**TO DO**
In the material below, find each line holding the string "title" and copy it.

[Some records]
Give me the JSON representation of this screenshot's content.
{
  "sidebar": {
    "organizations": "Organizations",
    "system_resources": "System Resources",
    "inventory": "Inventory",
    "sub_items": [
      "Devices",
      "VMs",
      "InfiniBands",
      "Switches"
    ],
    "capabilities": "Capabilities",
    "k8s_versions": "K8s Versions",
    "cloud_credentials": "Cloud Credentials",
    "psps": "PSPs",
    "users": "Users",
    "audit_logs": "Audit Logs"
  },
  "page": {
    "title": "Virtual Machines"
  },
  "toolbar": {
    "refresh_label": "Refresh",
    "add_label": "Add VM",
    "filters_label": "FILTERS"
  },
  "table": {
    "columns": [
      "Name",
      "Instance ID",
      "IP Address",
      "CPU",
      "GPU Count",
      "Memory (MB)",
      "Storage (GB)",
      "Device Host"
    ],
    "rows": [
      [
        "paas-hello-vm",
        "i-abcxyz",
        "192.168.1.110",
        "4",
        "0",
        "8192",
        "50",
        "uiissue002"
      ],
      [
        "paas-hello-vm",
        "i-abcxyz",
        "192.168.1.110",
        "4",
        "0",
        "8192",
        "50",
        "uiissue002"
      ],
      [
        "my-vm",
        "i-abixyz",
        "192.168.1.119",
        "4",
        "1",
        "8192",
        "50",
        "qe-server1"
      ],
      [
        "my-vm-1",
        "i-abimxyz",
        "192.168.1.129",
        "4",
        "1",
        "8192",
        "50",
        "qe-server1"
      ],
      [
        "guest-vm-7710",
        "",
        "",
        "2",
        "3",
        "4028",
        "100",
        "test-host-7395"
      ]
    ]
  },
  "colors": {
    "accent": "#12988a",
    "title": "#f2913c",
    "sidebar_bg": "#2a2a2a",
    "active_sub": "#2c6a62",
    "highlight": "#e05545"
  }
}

**ANSWER TO THE PROBLEM**
    "title": "Virtual Machines"
    "title": "#f2913c",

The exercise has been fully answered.